- Records for the task -

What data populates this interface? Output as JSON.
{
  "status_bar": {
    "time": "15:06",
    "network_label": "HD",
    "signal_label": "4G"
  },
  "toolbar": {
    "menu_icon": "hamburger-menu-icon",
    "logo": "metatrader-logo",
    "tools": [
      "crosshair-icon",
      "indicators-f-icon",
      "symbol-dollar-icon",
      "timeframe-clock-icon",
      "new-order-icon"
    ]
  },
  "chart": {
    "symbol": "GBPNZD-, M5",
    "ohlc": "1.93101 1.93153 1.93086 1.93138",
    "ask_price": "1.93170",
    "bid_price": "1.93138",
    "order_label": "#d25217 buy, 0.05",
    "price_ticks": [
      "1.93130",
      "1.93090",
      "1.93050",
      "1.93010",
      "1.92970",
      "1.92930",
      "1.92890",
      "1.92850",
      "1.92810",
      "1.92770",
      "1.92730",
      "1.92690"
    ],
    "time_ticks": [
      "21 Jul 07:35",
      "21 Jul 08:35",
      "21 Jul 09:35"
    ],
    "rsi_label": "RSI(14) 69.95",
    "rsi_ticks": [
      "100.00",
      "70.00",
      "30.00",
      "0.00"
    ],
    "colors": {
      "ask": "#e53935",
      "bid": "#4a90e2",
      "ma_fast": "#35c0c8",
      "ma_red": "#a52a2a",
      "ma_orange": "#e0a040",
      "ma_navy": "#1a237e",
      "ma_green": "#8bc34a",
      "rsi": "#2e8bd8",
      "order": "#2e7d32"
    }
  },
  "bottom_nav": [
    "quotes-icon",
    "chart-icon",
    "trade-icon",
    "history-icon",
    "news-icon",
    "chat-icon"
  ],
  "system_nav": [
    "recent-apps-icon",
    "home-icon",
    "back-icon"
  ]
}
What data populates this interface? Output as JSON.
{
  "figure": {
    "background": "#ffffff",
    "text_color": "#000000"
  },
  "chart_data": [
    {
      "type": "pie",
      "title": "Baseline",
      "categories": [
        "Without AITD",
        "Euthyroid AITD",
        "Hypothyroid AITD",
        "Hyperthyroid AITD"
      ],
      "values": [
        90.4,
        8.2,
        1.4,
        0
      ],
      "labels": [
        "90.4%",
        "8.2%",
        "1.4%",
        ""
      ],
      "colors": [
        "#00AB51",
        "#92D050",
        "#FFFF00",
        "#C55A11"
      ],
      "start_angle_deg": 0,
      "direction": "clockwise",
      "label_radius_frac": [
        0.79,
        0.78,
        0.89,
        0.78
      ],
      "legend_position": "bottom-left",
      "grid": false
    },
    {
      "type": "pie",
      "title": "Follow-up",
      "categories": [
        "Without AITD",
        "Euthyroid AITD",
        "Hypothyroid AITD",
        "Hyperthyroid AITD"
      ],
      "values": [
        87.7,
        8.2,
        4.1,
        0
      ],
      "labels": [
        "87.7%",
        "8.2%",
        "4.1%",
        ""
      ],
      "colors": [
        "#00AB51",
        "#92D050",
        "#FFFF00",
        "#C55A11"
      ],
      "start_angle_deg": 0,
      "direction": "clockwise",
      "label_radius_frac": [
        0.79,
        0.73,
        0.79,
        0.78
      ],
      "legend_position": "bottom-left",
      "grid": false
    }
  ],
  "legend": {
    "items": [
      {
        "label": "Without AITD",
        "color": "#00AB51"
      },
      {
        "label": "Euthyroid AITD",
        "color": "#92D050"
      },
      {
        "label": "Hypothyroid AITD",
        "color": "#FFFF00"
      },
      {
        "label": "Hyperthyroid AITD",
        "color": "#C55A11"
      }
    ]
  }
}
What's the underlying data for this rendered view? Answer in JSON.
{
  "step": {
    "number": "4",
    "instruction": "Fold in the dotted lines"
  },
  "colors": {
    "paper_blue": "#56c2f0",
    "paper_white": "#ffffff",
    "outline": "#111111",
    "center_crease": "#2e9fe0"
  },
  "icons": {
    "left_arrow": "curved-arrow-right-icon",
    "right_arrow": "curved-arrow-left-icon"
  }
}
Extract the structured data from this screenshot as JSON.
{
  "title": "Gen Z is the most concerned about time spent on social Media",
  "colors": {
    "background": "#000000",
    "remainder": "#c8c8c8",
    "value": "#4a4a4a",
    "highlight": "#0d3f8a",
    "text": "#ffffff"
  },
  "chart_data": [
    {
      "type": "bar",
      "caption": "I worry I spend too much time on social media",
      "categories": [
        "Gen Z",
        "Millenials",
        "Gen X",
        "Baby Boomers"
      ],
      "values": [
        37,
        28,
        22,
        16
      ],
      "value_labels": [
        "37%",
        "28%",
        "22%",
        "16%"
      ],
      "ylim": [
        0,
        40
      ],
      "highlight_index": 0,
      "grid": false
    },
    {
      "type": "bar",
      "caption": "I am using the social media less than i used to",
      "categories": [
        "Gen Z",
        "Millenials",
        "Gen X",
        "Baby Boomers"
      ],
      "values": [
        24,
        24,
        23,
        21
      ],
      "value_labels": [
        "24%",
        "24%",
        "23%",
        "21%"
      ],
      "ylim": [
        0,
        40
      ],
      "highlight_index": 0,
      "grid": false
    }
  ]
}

- To do -
Restate the records, all of them, precisely as written.

- Output for this task -
What data populates this interface? Output as JSON.
{
  "status_bar": {
    "time": "15:06",
    "network_label": "HD",
    "signal_label": "4G"
  },
  "toolbar": {
    "menu_icon": "hamburger-menu-icon",
    "logo": "metatrader-logo",
    "tools": [
      "crosshair-icon",
      "indicators-f-icon",
      "symbol-dollar-icon",
      "timeframe-clock-icon",
      "new-order-icon"
    ]
  },
  "chart": {
    "symbol": "GBPNZD-, M5",
    "ohlc": "1.93101 1.93153 1.93086 1.93138",
    "ask_price": "1.93170",
    "bid_price": "1.93138",
    "order_label": "#d25217 buy, 0.05",
    "price_ticks": [
      "1.93130",
      "1.93090",
      "1.93050",
      "1.93010",
      "1.92970",
      "1.92930",
      "1.92890",
      "1.92850",
      "1.92810",
      "1.92770",
      "1.92730",
      "1.92690"
    ],
    "time_ticks": [
      "21 Jul 07:35",
      "21 Jul 08:35",
      "21 Jul 09:35"
    ],
    "rsi_label": "RSI(14) 69.95",
    "rsi_ticks": [
      "100.00",
      "70.00",
      "30.00",
      "0.00"
    ],
    "colors": {
      "ask": "#e53935",
      "bid": "#4a90e2",
      "ma_fast": "#35c0c8",
      "ma_red": "#a52a2a",
      "ma_orange": "#e0a040",
      "ma_navy": "#1a237e",
      "ma_green": "#8bc34a",
      "rsi": "#2e8bd8",
      "order": "#2e7d32"
    }
  },
  "bottom_nav": [
    "quotes-icon",
    "chart-icon",
    "trade-icon",
    "history-icon",
    "news-icon",
    "chat-icon"
  ],
  "system_nav": [
    "recent-apps-icon",
    "home-icon",
    "back-icon"
  ]
}
What data populates this interface? Output as JSON.
{
  "figure": {
    "background": "#ffffff",
    "text_color": "#000000"
  },
  "chart_data": [
    {
      "type": "pie",
      "title": "Baseline",
      "categories": [
        "Without AITD",
        "Euthyroid AITD",
        "Hypothyroid AITD",
        "Hyperthyroid AITD"
      ],
      "values": [
        90.4,
        8.2,
        1.4,
        0
      ],
      "labels": [
        "90.4%",
        "8.2%",
        "1.4%",
        ""
      ],
      "colors": [
        "#00AB51",
        "#92D050",
        "#FFFF00",
        "#C55A11"
      ],
      "start_angle_deg": 0,
      "direction": "clockwise",
      "label_radius_frac": [
        0.79,
        0.78,
        0.89,
        0.78
      ],
      "legend_position": "bottom-left",
      "grid": false
    },
    {
      "type": "pie",
      "title": "Follow-up",
      "categories": [
        "Without AITD",
        "Euthyroid AITD",
        "Hypothyroid AITD",
        "Hyperthyroid AITD"
      ],
      "values": [
        87.7,
        8.2,
        4.1,
        0
      ],
      "labels": [
        "87.7%",
        "8.2%",
        "4.1%",
        ""
      ],
      "colors": [
        "#00AB51",
        "#92D050",
        "#FFFF00",
        "#C55A11"
      ],
      "start_angle_deg": 0,
      "direction": "clockwise",
      "label_radius_frac": [
        0.79,
        0.73,
        0.79,
        0.78
      ],
      "legend_position": "bottom-left",
      "grid": false
    }
  ],
  "legend": {
    "items": [
      {
        "label": "Without AITD",
        "color": "#00AB51"
      },
      {
        "label": "Euthyroid AITD",
        "color": "#92D050"
      },
      {
        "label": "Hypothyroid AITD",
        "color": "#FFFF00"
      },
      {
        "label": "Hyperthyroid AITD",
        "color": "#C55A11"
      }
    ]
  }
}
What's the underlying data for this rendered view? Answer in JSON.
{
  "step": {
    "number": "4",
    "instruction": "Fold in the dotted lines"
  },
  "colors": {
    "paper_blue": "#56c2f0",
    "paper_white": "#ffffff",
    "outline": "#111111",
    "center_crease": "#2e9fe0"
  },
  "icons": {
    "left_arrow": "curved-arrow-right-icon",
    "right_arrow": "curved-arrow-left-icon"
  }
}
Extract the structured data from this screenshot as JSON.
{
  "title": "Gen Z is the most concerned about time spent on social Media",
  "colors": {
    "background": "#000000",
    "remainder": "#c8c8c8",
    "value": "#4a4a4a",
    "highlight": "#0d3f8a",
    "text": "#ffffff"
  },
  "chart_data": [
    {
      "type": "bar",
      "caption": "I worry I spend too much time on social media",
      "categories": [
        "Gen Z",
        "Millenials",
        "Gen X",
        "Baby Boomers"
      ],
      "values": [
        37,
        28,
        22,
        16
      ],
      "value_labels": [
        "37%",
        "28%",
        "22%",
        "16%"
      ],
      "ylim": [
        0,
        40
      ],
      "highlight_index": 0,
      "grid": false
    },
    {
      "type": "bar",
      "caption": "I am using the social media less than i used to",
      "categories": [
        "Gen Z",
        "Millenials",
        "Gen X",
        "Baby Boomers"
      ],
      "values": [
        24,
        24,
        23,
        21
      ],
      "value_labels": [
        "24%",
        "24%",
        "23%",
        "21%"
      ],
      "ylim": [
        0,
        40
      ],
      "highlight_index": 0,
      "grid": false
    }
  ]
}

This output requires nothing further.